EXERCISE BRIEF: Search the material and gather each line with "hívása" in it.

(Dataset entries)
####

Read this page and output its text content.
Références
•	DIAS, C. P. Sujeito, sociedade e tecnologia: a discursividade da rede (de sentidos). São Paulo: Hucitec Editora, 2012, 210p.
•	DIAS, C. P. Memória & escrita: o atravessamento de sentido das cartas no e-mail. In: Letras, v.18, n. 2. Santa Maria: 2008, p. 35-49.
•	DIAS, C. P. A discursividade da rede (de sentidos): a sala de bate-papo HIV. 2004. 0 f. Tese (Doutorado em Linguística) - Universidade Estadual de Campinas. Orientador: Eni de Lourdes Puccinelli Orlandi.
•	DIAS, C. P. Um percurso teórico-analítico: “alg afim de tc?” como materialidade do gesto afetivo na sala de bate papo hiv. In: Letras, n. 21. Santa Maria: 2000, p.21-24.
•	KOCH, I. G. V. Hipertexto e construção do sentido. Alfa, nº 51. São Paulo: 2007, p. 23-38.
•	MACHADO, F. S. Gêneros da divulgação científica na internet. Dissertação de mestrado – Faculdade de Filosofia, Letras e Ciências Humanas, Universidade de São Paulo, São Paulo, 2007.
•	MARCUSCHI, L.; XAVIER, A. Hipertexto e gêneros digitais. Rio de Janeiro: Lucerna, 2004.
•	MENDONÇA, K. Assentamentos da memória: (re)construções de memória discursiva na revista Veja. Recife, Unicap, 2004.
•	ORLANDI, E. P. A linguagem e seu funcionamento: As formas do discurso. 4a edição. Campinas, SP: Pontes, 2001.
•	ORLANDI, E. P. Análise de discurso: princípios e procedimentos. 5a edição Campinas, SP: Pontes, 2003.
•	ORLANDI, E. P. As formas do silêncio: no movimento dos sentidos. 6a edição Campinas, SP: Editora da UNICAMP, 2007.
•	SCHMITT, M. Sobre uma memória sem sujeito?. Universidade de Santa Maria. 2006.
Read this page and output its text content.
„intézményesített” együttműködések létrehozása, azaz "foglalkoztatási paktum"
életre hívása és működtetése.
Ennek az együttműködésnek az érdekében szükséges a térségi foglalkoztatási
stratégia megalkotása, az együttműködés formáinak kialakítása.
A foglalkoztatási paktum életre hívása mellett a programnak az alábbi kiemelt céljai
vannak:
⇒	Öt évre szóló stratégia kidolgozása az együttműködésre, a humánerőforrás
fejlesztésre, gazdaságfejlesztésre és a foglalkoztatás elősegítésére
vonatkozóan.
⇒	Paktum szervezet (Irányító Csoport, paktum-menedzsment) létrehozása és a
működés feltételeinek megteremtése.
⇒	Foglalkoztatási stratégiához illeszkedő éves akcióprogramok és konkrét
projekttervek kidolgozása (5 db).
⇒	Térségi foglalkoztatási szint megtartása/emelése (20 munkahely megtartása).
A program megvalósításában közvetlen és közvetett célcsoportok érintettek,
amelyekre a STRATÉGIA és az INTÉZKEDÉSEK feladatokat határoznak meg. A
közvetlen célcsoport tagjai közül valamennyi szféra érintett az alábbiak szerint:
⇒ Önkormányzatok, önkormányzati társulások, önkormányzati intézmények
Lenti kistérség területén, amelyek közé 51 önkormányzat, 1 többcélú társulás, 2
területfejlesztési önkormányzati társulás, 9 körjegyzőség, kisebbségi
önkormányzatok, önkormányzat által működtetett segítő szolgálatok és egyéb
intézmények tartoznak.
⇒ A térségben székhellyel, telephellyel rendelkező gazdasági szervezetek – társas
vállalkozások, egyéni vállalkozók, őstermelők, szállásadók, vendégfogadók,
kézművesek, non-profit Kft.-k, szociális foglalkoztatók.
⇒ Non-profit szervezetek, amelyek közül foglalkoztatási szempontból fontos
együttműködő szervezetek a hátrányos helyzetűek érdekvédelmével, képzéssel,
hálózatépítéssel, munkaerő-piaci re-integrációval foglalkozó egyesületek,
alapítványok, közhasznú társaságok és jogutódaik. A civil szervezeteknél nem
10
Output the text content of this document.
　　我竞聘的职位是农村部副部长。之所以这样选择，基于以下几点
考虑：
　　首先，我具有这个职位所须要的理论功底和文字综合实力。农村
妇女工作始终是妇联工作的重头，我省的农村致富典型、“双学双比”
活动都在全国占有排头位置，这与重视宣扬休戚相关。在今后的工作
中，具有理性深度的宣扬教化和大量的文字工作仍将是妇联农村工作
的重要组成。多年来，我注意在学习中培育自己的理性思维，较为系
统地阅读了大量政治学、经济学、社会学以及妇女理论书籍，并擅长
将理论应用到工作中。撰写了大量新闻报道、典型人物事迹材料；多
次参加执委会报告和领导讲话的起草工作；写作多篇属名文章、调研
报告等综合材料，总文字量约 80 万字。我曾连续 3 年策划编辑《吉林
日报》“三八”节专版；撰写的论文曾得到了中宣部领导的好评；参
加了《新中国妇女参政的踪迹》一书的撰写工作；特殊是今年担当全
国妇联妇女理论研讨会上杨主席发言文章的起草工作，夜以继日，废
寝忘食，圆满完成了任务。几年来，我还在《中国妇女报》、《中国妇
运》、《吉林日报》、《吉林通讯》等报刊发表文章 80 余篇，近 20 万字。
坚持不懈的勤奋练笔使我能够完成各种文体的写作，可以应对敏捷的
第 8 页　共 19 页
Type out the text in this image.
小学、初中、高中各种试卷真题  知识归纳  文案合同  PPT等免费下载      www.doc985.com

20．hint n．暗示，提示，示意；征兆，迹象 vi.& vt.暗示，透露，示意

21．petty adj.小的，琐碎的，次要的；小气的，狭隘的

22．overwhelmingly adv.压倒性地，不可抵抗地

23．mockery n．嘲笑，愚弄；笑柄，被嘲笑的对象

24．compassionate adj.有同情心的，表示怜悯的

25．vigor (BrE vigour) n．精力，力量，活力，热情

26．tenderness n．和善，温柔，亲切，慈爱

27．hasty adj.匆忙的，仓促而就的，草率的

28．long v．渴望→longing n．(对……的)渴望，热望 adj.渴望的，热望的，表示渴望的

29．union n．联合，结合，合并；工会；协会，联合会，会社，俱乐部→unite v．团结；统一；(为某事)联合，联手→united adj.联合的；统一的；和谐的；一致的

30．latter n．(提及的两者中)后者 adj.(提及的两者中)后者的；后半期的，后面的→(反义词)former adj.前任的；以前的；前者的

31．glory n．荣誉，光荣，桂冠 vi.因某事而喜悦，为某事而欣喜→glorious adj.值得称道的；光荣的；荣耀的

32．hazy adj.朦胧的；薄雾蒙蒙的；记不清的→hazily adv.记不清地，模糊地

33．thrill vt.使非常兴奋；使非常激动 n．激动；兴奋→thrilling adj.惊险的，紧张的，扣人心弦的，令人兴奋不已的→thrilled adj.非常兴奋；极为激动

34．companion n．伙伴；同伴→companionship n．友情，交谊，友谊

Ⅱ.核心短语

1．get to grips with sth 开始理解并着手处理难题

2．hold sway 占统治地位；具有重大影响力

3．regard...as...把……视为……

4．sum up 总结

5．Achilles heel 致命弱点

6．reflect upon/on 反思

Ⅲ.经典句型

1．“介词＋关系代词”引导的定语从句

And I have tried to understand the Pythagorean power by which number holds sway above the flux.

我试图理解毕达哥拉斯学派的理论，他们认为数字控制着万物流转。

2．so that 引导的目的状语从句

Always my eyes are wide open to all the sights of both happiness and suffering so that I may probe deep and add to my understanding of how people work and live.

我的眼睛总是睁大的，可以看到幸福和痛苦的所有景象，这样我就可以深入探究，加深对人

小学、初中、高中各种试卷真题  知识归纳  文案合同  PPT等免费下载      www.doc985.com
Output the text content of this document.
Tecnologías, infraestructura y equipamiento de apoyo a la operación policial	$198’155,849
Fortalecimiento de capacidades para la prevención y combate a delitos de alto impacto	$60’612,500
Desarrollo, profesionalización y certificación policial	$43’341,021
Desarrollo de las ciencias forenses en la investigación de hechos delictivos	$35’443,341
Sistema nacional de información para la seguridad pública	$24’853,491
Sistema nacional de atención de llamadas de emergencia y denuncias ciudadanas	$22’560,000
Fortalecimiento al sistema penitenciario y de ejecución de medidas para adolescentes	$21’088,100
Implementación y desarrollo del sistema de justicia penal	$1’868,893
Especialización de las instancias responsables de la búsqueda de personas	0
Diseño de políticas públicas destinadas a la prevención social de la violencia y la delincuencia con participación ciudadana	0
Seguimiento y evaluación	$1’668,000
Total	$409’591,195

####

RESULT OF THIS TASK:
életre hívása és működtetése.
A foglalkoztatási paktum életre hívása mellett a programnak az alábbi kiemelt céljai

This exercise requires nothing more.